### Record excerpts ###

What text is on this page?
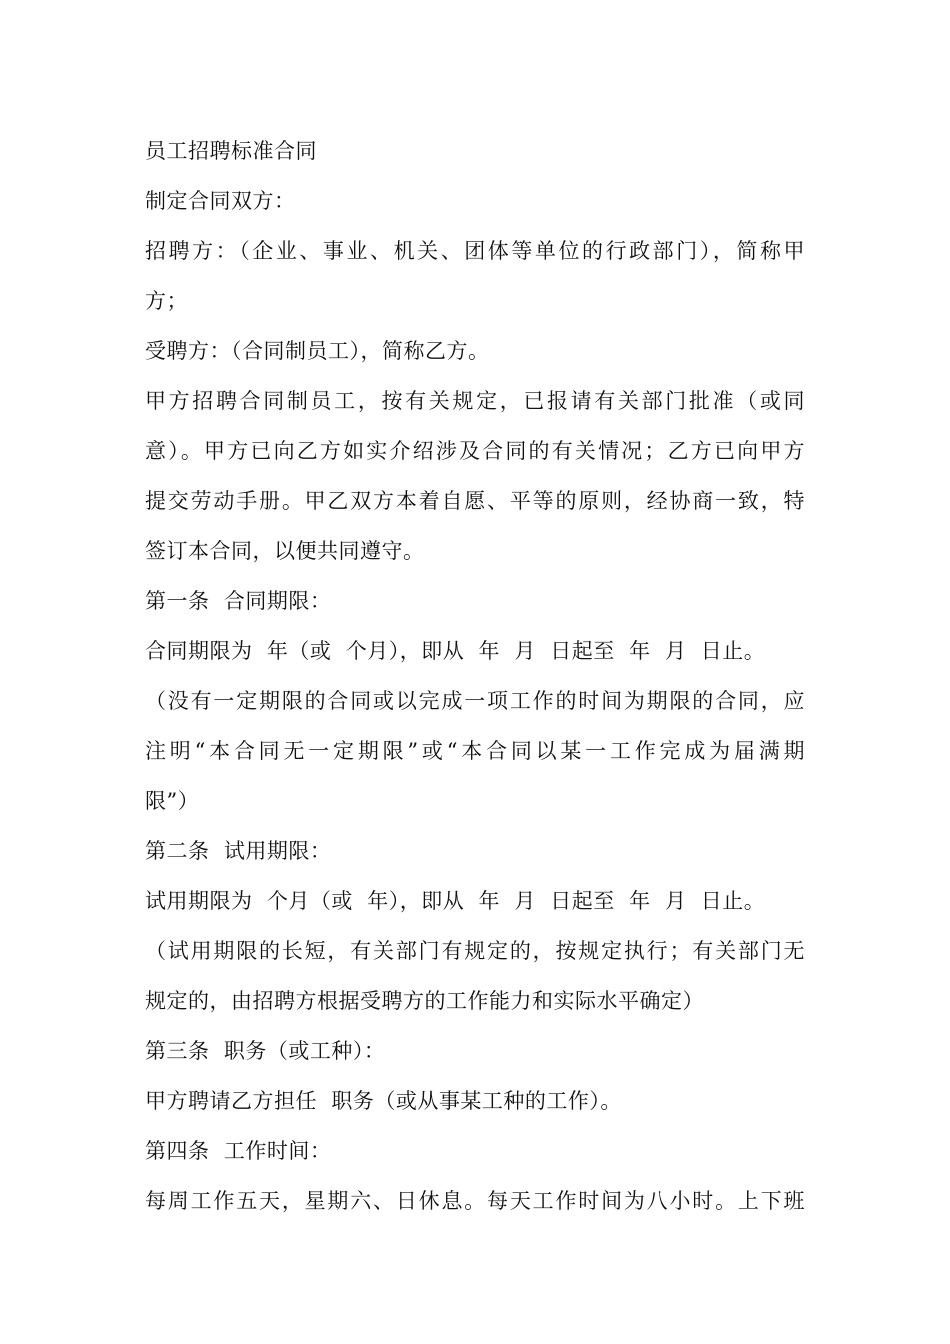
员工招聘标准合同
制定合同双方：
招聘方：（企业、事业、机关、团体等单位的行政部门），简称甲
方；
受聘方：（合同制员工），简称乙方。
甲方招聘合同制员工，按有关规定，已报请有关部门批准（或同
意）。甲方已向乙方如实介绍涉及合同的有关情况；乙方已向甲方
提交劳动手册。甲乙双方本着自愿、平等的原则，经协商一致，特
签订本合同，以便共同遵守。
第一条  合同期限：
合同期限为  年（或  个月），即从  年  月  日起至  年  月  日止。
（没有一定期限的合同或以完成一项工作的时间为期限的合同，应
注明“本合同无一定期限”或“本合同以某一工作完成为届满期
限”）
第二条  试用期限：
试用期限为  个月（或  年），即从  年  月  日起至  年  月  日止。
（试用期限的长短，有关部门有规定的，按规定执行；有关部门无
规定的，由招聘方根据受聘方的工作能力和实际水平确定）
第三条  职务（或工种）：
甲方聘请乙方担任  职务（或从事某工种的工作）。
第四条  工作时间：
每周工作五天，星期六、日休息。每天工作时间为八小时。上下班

###
### Record excerpts ###

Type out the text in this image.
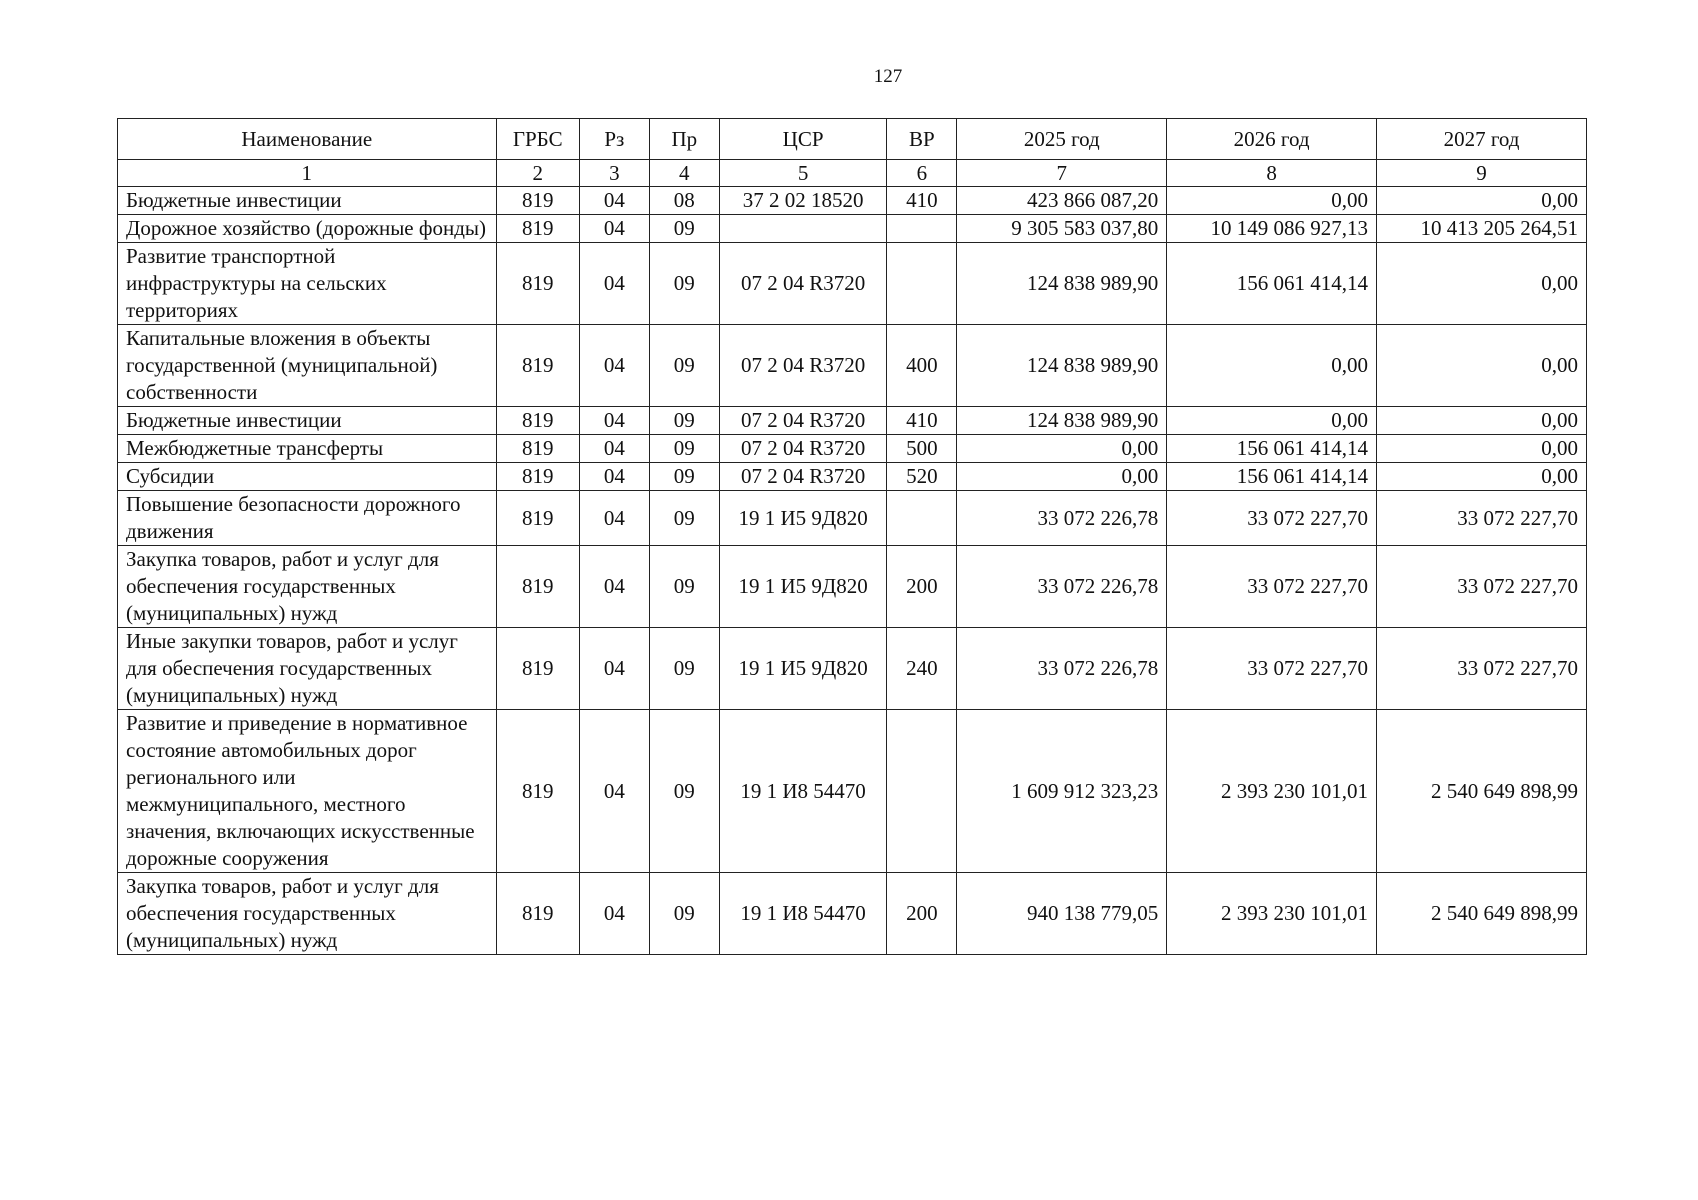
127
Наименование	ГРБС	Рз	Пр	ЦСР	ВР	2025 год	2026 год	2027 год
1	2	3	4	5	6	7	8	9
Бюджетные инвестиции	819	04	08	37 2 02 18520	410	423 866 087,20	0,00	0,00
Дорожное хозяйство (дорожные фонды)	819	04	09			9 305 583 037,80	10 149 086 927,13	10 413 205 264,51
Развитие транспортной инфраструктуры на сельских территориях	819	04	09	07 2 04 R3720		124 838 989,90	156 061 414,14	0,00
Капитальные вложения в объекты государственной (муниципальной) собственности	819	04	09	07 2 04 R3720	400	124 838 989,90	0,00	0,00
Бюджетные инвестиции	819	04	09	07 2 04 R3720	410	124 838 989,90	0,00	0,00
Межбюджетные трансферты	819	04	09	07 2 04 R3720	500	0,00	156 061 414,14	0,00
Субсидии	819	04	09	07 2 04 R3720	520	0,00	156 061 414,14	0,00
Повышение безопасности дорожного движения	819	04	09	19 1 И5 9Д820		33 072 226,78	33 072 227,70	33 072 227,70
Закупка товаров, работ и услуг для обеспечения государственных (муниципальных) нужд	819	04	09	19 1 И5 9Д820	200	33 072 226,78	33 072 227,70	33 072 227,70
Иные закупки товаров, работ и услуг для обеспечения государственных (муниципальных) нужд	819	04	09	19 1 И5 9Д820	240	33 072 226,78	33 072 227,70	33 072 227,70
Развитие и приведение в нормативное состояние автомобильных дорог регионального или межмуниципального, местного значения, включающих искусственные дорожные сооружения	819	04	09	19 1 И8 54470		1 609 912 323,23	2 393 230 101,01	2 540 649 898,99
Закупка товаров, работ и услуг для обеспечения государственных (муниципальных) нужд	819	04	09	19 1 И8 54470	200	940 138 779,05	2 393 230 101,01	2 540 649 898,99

###

Copy out all lines that carry the word "Закупка".

Закупка товаров, работ и услуг для обеспечения государственных (муниципальных) нужд	819	04	09	19 1 И5 9Д820	200	33 072 226,78	33 072 227,70	33 072 227,70
Закупка товаров, работ и услуг для обеспечения государственных (муниципальных) нужд	819	04	09	19 1 И8 54470	200	940 138 779,05	2 393 230 101,01	2 540 649 898,99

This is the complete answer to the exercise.